Plus de 18 000 euros récoltés et une Social Cup remportée
En juillet 2017, Geoffroy de Reynal entend parler de la Social Cup en travaillant sur son projet dans un espace de coworking social et solidaire, La Rûche, à Bordeaux. Organisée par La Banque Postale, KissKissBankBank et MakeSense, la Social Cup est la première coupe de France de l’entrepreneuriat social étudiant. « J’ai trouvé le concept génial, plein de jeunes ont de très bonnes idées sans forcément avoir de visibilité ou les moyens de les mettre en œuvre.» L’ingénieur appréhende alors ce concours comme un tremplin, avec pour seul objectif d’intégrer l’incubateur du Sense Cube, une récompense proposée par Make Sense. « C’est une énorme chance, l’incubation offre un accompagnement incroyable, il fallait absolument que je tente le coup.»
Avant même de savoir qu’il serait le lauréat bordelais, Geoffroy de Reynal crée une campagne de financement participatif sur Ulule : « Les gens sont plus sensibilisés en hiver donc je n’avais pas le choix, il fallait absolument que j’avance, et que j’avance avant les résultats de la Social Cup ». Preuve de son succès, 503 contributeurs ont permis à de récolter près de 18 000 euros sur Ulule dépassant de 360 % son objectif initial. Pour décrocher la victoire lors de la « Battle finale » au Sense Cube de Paris le 7 février 2018, il a pu compter sur le soutien de ses proches, mais aussi d’inconnus, touchés par la misère des sans domicile fixe et qui, comme lui, « passaient souvent à côté de personnes dans le froid sans savoir comment les aider ».
Avec 83 votes contre 38 pour son concurrent, Möbius, – un projet écologique visant à réduire les déchets et surtout le gaspillage lié aux bâtiments – Geoffroy de Reynal reste modeste quant à sa victoire. Pour lui, les conditions climatiques et le temps neigeux le jour de la finale ont sensibilisé davantage le public à la condition de vie des sans-abri.
Une solution temporaire à un problème urgent
Son plan désormais : démarcher les préfectures pour obtenir l’autorisation d’installer les Iglou dans l’espace public. « J’ai contacté plusieurs préfectures qui sont ok dans la forme », souligne Geoffroy de Reynal. Sur le terrain, une dizaine d’autres prototypes doivent être déployés très prochainement en région parisienne, notamment dans le Bois de Vincennes et le Bois de Boulogne, en collaboration avec l’association Action froid. « C’est un grand enjeu, indique le concepteur, c’est dans la capitale que les problèmes de logement se font le plus sentir. »

======

Consigne de travail ▸ D'après l'extrait à lire ci-dessus, combien de votes Geoffroy de Reynal a-t-il obtenus lors de la « Battle finale » ?

======

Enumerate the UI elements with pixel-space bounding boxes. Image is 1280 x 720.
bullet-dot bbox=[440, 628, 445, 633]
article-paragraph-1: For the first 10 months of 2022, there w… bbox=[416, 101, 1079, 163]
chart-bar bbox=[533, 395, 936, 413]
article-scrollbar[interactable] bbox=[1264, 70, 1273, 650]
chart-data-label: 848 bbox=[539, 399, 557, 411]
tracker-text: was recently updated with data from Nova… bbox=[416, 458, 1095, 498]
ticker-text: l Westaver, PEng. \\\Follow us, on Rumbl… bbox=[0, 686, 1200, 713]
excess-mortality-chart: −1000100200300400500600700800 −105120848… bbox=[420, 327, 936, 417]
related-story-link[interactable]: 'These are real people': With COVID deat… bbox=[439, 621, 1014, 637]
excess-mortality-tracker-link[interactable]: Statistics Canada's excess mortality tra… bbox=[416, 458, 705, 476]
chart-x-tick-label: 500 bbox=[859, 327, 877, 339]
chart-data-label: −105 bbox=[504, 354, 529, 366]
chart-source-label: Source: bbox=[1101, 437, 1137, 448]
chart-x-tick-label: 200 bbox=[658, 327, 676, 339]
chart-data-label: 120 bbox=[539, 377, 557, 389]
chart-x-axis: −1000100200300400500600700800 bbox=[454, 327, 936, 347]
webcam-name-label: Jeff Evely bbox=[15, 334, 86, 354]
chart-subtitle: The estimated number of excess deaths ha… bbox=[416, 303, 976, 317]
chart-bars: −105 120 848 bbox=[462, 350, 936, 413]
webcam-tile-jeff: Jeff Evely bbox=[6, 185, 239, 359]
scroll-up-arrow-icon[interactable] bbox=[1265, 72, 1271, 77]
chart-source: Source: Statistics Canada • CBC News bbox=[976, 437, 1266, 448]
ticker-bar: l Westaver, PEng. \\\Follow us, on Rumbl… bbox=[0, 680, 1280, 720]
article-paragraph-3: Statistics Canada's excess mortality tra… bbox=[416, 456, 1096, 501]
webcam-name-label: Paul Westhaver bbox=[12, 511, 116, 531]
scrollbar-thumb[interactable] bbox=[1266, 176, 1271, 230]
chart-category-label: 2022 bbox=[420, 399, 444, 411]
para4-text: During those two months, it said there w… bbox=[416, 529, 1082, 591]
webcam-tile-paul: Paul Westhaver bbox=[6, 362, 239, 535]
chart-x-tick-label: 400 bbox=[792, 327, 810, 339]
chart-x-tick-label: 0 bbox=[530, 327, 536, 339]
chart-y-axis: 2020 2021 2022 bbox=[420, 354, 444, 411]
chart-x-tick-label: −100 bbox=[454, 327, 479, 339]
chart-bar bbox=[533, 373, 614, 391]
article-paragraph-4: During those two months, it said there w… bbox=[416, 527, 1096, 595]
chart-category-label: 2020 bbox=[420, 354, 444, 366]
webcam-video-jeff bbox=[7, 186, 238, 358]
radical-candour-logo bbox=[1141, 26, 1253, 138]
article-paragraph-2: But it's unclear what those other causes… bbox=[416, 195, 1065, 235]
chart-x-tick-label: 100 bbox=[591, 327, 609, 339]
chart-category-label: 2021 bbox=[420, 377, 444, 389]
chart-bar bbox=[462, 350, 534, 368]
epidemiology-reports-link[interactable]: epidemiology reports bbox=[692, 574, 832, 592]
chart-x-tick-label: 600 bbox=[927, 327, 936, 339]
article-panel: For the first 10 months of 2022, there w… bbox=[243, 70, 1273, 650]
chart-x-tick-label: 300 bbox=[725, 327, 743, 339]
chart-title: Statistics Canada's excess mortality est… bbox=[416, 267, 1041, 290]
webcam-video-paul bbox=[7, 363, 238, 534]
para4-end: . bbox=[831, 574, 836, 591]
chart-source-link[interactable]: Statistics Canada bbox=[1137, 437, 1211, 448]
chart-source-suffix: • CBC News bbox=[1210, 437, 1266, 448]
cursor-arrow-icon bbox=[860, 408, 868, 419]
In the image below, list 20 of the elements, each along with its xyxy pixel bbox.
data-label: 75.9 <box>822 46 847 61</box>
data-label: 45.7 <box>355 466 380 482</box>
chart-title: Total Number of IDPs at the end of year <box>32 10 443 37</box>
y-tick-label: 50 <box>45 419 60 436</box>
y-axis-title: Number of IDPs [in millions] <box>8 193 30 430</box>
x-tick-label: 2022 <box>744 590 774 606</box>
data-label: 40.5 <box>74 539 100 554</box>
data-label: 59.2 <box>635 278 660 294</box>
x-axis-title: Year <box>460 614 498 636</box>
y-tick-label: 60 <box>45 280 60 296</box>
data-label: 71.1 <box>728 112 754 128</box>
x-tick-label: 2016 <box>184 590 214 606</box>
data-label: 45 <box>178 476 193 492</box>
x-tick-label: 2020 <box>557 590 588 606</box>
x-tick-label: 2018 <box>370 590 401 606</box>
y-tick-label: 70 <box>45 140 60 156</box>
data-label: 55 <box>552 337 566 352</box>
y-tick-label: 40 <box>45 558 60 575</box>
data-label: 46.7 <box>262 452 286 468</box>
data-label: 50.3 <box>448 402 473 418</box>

======

Réponse proposée ▸ Il a obtenu 83 votes, contre 38 pour son concurrent, Möbius.